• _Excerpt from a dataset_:
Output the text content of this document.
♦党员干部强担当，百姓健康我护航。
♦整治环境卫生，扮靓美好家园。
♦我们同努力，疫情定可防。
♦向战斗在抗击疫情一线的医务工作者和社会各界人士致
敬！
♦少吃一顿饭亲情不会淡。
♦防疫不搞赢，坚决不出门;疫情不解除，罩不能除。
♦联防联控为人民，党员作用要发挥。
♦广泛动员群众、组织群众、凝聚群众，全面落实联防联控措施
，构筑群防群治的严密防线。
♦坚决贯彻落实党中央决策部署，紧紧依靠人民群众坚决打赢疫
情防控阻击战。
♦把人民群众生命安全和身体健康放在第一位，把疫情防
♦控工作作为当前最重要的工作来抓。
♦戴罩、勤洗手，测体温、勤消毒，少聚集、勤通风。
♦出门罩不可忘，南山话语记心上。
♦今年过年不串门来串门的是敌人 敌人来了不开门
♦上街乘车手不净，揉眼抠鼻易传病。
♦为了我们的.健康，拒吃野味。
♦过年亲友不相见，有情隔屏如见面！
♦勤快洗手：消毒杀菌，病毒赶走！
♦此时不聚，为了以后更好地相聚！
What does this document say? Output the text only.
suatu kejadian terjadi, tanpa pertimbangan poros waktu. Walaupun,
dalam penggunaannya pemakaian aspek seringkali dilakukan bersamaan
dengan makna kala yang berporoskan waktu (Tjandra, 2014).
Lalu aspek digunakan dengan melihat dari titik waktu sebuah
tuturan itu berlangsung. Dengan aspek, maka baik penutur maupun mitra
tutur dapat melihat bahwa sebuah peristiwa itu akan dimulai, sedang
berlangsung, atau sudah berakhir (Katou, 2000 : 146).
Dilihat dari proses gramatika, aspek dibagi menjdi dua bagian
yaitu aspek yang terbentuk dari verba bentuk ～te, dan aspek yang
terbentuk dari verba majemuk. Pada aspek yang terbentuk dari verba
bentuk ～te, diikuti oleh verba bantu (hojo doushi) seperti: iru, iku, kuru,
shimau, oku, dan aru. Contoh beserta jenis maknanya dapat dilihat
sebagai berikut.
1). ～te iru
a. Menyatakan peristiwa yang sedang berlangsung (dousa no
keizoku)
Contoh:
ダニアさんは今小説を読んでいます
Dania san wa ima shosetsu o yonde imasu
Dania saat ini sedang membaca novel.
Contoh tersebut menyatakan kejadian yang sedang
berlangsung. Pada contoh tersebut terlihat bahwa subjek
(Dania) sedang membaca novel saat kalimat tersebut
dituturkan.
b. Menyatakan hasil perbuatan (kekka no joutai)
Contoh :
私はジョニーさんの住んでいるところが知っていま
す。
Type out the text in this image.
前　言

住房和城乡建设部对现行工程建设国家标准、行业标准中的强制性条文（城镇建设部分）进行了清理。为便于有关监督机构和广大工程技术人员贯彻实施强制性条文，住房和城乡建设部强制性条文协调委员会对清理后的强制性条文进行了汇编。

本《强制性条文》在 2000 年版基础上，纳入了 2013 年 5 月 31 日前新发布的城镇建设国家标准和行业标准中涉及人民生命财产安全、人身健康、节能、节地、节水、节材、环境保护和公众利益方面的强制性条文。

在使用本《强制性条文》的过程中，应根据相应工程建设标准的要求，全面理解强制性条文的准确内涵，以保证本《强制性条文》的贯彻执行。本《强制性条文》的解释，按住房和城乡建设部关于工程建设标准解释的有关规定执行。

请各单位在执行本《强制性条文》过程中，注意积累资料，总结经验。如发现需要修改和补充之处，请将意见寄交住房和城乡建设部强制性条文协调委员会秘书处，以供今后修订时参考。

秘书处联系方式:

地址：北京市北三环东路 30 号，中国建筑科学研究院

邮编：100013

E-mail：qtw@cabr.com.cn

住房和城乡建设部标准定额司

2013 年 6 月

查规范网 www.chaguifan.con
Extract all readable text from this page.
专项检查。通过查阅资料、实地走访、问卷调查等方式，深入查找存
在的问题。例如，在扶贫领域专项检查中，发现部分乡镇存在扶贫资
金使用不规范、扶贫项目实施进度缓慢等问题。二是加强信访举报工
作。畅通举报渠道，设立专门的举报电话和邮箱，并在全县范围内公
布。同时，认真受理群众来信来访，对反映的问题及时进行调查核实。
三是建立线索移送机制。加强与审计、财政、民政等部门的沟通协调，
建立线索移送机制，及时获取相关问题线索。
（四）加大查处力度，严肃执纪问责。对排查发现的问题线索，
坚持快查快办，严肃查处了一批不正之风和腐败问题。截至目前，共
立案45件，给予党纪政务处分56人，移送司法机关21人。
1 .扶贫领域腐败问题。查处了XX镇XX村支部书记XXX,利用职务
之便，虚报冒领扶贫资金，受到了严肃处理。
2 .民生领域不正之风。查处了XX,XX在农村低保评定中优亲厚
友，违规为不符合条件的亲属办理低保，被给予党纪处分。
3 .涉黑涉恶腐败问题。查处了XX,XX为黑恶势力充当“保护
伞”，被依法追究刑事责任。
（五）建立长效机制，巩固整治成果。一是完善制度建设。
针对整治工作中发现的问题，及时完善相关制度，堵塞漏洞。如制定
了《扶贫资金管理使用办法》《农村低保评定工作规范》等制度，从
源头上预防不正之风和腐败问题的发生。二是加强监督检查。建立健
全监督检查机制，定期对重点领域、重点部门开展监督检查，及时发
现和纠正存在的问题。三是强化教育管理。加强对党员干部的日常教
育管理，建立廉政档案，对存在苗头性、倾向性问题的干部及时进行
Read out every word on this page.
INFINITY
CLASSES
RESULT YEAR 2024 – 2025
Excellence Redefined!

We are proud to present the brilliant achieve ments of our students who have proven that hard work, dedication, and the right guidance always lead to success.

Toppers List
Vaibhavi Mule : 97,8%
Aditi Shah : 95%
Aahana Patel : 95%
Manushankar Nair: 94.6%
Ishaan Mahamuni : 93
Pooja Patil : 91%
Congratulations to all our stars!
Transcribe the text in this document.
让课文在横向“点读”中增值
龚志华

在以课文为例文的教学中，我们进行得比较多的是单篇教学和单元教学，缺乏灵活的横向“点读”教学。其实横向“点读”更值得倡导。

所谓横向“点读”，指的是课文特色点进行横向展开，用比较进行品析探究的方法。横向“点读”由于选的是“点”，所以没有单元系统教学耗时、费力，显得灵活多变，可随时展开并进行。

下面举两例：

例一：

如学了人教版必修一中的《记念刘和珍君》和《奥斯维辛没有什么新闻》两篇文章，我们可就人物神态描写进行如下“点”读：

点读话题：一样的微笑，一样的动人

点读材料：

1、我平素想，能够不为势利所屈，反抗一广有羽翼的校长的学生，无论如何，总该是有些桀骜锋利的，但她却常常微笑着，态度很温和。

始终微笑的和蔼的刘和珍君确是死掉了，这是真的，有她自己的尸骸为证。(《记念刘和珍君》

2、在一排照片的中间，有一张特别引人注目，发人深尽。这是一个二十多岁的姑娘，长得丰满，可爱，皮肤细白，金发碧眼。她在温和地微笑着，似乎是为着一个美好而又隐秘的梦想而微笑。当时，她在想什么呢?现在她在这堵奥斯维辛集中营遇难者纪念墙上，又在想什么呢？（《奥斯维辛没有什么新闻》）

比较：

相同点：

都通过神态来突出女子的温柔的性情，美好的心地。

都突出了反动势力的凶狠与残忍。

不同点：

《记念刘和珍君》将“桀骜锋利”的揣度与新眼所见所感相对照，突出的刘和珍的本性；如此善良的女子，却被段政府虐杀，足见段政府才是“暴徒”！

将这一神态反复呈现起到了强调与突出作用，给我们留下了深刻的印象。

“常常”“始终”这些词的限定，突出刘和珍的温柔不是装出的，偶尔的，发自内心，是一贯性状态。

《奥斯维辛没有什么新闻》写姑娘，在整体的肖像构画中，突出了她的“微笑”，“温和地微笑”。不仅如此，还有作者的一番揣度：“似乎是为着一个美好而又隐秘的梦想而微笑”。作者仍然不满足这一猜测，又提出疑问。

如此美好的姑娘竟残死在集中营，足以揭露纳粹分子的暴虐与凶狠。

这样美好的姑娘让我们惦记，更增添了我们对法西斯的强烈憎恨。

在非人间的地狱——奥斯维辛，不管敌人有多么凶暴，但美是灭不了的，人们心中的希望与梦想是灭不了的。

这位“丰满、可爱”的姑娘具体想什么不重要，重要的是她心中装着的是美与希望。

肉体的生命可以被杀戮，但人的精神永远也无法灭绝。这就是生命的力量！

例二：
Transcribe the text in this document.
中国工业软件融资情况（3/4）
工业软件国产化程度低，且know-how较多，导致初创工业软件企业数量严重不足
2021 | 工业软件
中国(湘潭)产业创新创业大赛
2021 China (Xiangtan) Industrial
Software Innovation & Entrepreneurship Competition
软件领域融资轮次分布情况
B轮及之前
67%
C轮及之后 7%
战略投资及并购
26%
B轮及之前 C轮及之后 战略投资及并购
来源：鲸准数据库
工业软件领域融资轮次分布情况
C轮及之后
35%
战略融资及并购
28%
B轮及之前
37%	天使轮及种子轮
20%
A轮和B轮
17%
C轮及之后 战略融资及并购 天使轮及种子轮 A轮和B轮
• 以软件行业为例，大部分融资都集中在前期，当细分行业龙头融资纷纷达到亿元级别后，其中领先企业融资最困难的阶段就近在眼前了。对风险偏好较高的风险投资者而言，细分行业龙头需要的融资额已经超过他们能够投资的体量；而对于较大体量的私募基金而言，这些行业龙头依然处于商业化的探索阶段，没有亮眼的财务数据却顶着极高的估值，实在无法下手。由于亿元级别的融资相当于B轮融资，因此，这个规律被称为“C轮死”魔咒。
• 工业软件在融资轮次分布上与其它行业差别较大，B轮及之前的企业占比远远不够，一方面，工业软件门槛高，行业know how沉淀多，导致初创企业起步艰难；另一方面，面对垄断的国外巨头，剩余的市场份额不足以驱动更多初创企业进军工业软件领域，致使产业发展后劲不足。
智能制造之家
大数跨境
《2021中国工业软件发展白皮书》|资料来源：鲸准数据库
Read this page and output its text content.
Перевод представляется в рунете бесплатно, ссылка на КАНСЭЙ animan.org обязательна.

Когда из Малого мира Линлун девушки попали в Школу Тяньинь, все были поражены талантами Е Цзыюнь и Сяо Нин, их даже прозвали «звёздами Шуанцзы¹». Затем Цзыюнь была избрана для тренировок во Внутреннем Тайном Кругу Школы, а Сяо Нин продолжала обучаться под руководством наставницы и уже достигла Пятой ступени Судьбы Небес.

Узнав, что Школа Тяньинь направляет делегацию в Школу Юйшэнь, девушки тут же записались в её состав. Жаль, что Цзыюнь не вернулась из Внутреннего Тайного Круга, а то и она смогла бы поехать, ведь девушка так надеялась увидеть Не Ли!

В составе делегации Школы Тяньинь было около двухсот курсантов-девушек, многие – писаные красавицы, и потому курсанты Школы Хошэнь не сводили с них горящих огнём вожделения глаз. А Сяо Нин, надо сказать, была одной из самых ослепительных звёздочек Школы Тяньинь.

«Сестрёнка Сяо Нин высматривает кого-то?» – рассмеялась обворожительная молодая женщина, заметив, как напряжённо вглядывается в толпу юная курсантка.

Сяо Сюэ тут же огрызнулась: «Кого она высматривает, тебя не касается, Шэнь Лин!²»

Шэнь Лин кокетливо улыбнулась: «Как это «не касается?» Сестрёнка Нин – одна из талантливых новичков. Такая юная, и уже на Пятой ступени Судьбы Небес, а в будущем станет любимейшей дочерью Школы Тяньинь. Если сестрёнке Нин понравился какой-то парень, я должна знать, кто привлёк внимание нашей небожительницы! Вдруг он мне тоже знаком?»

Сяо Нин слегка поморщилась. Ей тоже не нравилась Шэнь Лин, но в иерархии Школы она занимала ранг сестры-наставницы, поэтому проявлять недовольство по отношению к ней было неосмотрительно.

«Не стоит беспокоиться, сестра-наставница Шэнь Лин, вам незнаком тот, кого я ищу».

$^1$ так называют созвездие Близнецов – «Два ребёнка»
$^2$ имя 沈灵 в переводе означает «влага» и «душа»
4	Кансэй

• _TASK DIRECTIONS_:
Pull every line containing the word "ступени" out of the material and copy it.

• _COMPLETE RESPONSE_:
Когда из Малого мира Линлун девушки попали в Школу Тяньинь, все были поражены талантами Е Цзыюнь и Сяо Нин, их даже прозвали «звёздами Шуанцзы¹». Затем Цзыюнь была избрана для тренировок во Внутреннем Тайном Кругу Школы, а Сяо Нин продолжала обучаться под руководством наставницы и уже достигла Пятой ступени Судьбы Небес.
Шэнь Лин кокетливо улыбнулась: «Как это «не касается?» Сестрёнка Нин – одна из талантливых новичков. Такая юная, и уже на Пятой ступени Судьбы Небес, а в будущем станет любимейшей дочерью Школы Тяньинь. Если сестрёнке Нин понравился какой-то парень, я должна знать, кто привлёк внимание нашей небожительницы! Вдруг он мне тоже знаком?»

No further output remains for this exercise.